François Laruelle delivered a workshop presentation followed by a public lecture last week in London. As some of you know I came to London to participate and to get some other Laruelle-related work done. Part of that, it turned out, was producing a translation of his public talk over the course of about five to six hours alongside of Marjorie Gracieuse and Nicola Rubczak. You can listen to a podcast of the lecture and download a pdf of the translation at Backdoor Broadcasting Company. If you haven’t come across this website before I would recommend bookmarking it, as Réne Wolf has created an amazing service there, recording and broadcasting pretty much every interesting talk and event in the London area.
As for the lecture itself, it bears the funny title “Why do philosophers need to use an ethics?” and develops some of what the ethical implications of his recent work in quantum theory. It’s actually rather polemical, though that polemic is mostly coded for those who have ears to hear it, and the upswing of the talk appears to be advocating something like an ethics that can produce ethics but can’t proscribe that ethics. It thinks from little events, rather than big objects.
I’ve crossposted this at An und für sich, but thought it would be of interest to readers of Speculative Heresy as well and a fitting first post here. Shamelessly I’d also like to direct your attention to some fundraising I am doing to help support my academic work. Please consider donating if you can.
François Laruelle has become an unstoppable writing force (or should that be force (of) writing?) in the past few years. After publishing his massive work Philosophie non-standard last year he went on to write three new works in the months that followed. All of which, I understand, are extensions of major themes found within Philosophie non-standard. These include a work with the title Théorie des victimes and another on messianicity with a working title of Une théologie gnostique. I think that Laruelle’s publisher wants to space out the release of these books so that they don’t flood the market and thereby lower demand for them, and I think this with some good information on this but without wanting to commit myself to the ultimate veracity of the claim. So of those three manuscripts the only work we have is his polemical work Anti-Badiou. Sur l’introduction du maoïsme dans la philosophie (which the very talented Robin Mackay of Urbanomic fame is translating into English for Continuum). This is a polemical book. One that Laruelle has himself described to me as often being “very violent”. While I’m looking forward to reading this book, for who deserves a good polemical attack more so than the little prince of contemporary polemical works, I am also a bit worried as polemics produce a lot of attention and often times distract from the more interesting aspects of a philosopher’s (or non-standard philosopher’s) work.

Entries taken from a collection
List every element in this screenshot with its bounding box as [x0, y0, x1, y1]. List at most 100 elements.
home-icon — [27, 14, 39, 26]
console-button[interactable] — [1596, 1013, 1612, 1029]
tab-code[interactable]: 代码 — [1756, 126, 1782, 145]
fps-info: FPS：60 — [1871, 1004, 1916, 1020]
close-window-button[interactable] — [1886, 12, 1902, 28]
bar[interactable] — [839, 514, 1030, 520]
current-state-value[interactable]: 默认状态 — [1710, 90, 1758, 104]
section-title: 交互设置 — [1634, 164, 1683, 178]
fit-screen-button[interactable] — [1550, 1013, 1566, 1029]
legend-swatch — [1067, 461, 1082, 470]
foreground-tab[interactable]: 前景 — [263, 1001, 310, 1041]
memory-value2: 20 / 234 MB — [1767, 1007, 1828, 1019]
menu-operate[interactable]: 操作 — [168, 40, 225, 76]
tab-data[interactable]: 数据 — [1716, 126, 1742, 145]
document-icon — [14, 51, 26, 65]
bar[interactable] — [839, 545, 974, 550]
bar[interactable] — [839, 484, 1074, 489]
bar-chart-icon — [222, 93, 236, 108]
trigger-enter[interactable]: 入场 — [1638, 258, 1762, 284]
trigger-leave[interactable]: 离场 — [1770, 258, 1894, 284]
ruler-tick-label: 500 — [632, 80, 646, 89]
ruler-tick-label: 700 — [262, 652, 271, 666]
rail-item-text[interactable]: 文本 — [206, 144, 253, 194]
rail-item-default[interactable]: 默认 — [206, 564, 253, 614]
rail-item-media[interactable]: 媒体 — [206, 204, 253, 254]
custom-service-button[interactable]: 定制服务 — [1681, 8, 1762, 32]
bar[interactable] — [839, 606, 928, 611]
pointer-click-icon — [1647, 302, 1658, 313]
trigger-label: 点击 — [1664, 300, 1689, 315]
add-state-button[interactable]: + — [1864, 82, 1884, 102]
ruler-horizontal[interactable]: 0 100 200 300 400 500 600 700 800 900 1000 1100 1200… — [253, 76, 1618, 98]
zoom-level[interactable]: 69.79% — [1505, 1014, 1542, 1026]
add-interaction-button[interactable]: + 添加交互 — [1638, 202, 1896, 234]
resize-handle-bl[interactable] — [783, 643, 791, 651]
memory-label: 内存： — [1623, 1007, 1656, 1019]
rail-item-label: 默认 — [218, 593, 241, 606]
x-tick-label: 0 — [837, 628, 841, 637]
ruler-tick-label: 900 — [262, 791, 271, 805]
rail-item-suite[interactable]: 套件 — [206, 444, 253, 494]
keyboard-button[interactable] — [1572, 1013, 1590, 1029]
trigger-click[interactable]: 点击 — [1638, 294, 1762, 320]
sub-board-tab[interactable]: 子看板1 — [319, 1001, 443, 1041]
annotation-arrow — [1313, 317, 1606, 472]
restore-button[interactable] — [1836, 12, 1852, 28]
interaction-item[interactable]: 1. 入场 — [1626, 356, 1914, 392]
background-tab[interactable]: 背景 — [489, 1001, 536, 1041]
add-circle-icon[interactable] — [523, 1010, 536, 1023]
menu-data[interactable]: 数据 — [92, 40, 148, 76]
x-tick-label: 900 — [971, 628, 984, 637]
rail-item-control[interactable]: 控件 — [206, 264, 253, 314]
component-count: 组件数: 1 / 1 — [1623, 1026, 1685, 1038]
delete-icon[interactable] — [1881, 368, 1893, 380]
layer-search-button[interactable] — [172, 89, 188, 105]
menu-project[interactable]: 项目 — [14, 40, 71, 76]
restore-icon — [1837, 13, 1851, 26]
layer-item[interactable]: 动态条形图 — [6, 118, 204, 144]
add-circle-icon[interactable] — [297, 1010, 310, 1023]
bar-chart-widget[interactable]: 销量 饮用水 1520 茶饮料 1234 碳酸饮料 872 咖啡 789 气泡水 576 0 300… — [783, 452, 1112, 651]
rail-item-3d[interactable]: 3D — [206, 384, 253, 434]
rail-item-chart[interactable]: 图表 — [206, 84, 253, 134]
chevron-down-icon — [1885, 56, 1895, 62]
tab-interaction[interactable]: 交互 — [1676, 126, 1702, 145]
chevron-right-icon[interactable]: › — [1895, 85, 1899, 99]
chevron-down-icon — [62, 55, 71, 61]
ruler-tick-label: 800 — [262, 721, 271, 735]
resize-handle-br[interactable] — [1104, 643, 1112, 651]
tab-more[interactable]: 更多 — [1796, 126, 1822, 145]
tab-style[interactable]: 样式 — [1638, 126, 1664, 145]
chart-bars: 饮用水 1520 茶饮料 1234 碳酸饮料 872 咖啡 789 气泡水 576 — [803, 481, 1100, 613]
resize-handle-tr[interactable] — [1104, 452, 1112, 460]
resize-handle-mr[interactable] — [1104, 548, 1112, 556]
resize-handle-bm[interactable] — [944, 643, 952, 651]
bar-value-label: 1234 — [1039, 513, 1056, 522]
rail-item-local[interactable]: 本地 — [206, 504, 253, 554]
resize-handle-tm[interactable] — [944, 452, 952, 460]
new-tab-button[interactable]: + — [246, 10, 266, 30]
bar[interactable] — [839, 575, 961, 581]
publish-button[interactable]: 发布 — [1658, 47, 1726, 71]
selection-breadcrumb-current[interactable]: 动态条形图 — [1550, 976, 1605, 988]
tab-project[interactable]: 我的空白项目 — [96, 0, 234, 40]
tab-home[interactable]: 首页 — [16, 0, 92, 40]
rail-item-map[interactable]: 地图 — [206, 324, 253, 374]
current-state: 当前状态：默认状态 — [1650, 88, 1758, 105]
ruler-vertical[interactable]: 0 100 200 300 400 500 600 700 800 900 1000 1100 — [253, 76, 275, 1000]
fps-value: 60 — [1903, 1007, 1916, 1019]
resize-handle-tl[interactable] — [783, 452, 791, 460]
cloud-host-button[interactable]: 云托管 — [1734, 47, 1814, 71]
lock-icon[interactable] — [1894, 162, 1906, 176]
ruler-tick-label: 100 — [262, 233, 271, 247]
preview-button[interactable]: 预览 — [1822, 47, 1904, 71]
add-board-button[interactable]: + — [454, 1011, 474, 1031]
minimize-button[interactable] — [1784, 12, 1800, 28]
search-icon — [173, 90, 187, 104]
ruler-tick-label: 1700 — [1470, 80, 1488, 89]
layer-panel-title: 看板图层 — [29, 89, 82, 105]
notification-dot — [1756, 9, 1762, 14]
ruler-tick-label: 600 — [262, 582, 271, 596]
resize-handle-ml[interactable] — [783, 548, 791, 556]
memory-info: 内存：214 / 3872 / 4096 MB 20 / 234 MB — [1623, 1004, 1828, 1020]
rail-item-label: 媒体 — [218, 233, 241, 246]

• What needs to be done: Translate this sentence from the post on François Laruelle above into Spanish: "After publishing his massive work Philosophie non-standard last year he went on to write three new works in the months that followed."

• Reply to the task: Tras publicar su monumental obra Philosophie non-standard el año pasado, pasó a escribir tres obras nuevas en los meses siguientes.